Dataset entries on figures:
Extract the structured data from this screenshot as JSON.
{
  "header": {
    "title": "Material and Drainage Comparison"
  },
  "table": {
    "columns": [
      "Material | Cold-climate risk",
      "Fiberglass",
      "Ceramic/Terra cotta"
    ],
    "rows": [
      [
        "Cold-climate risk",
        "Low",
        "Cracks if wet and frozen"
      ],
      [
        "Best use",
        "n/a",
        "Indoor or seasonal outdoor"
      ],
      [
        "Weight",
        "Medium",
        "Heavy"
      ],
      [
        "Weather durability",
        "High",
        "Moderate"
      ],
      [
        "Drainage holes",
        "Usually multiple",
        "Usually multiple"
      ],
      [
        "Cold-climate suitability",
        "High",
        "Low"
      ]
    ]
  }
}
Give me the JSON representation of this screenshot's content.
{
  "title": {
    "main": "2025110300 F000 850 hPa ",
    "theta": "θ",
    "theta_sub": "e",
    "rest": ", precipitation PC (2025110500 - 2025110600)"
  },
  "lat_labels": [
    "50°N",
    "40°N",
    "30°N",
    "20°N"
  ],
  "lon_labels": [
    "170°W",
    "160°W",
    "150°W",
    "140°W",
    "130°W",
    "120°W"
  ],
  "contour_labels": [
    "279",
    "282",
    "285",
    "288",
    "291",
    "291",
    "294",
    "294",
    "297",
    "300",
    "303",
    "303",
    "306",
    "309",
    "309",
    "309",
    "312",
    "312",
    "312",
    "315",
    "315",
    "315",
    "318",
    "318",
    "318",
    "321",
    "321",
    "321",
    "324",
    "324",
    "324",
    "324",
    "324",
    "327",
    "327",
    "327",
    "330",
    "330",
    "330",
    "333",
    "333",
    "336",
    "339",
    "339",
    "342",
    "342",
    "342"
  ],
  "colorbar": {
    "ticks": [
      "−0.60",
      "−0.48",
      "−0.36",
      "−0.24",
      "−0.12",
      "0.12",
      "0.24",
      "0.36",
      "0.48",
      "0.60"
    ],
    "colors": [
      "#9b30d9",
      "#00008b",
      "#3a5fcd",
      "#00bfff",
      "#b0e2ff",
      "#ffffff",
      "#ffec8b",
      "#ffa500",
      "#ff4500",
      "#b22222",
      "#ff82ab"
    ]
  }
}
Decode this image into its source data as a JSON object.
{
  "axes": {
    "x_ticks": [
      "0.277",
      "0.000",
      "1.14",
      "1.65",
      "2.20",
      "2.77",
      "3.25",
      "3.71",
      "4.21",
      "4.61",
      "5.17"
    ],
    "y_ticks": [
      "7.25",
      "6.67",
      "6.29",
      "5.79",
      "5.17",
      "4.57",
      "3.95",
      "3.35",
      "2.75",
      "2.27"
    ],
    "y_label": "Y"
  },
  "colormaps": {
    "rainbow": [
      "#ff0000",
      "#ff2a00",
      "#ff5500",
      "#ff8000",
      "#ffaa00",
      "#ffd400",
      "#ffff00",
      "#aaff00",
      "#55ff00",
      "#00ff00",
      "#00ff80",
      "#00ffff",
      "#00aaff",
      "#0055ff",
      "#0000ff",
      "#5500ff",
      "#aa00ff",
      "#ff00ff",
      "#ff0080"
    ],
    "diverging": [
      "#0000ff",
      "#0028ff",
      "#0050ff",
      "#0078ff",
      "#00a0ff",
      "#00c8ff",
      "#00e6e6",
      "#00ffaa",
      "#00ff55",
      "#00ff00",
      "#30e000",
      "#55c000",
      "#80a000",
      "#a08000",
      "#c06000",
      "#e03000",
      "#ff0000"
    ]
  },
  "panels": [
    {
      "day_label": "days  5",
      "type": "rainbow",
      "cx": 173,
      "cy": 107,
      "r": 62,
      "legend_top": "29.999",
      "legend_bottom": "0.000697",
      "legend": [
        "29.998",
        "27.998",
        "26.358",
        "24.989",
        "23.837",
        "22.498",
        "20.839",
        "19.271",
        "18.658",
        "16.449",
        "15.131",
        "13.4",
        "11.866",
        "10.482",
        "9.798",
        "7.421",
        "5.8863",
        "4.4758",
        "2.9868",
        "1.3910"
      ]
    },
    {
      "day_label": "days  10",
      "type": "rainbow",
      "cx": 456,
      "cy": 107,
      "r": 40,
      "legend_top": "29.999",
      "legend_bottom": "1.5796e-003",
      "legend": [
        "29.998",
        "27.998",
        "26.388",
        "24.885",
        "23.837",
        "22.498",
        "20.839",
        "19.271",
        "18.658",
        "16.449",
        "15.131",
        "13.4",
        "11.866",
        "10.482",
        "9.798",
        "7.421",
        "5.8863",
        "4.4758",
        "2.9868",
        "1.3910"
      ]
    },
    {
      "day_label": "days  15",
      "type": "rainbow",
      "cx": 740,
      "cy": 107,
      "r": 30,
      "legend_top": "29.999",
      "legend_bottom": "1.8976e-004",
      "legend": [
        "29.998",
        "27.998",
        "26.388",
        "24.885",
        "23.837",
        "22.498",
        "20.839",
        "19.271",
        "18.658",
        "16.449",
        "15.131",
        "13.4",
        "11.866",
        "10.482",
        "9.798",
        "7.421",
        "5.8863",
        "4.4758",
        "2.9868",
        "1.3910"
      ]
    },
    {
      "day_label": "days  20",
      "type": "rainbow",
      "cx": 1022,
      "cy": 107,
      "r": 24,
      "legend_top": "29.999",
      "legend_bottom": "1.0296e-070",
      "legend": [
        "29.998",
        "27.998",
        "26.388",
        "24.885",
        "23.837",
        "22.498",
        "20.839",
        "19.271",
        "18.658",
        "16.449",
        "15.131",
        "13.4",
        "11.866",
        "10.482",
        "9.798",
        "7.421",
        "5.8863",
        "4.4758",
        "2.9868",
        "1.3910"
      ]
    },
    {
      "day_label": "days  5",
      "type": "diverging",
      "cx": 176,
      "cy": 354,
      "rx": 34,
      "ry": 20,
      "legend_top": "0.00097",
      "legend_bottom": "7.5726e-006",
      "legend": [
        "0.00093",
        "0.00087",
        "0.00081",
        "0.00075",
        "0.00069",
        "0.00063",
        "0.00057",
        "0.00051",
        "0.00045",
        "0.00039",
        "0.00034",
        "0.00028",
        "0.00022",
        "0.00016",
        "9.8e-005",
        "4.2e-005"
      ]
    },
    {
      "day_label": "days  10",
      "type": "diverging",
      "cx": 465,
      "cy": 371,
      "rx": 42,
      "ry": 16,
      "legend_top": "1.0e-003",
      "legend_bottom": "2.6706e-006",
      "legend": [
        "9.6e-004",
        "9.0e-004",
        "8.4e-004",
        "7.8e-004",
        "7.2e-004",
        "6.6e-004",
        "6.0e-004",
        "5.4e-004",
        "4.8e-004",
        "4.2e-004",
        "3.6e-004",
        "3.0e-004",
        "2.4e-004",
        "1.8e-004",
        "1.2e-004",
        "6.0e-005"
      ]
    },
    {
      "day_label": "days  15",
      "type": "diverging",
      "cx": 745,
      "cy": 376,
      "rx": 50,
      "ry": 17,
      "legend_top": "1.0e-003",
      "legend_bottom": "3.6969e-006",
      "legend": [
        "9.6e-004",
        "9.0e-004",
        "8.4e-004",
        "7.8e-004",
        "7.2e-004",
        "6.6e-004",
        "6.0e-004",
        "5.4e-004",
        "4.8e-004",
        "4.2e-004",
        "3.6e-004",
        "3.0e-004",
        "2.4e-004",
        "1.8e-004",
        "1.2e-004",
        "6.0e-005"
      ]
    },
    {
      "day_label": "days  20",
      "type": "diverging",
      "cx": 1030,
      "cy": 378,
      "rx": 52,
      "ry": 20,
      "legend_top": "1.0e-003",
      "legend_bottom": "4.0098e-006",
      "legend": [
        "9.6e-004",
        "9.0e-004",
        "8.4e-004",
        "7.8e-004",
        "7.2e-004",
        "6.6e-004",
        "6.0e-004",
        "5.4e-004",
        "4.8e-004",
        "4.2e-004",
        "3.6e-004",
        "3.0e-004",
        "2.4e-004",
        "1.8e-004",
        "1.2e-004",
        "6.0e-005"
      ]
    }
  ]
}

> _Problem requirements_:
What is the number of lines above that contain the string "climate"? Answer with the number alone.

> _Exercise solution_:
3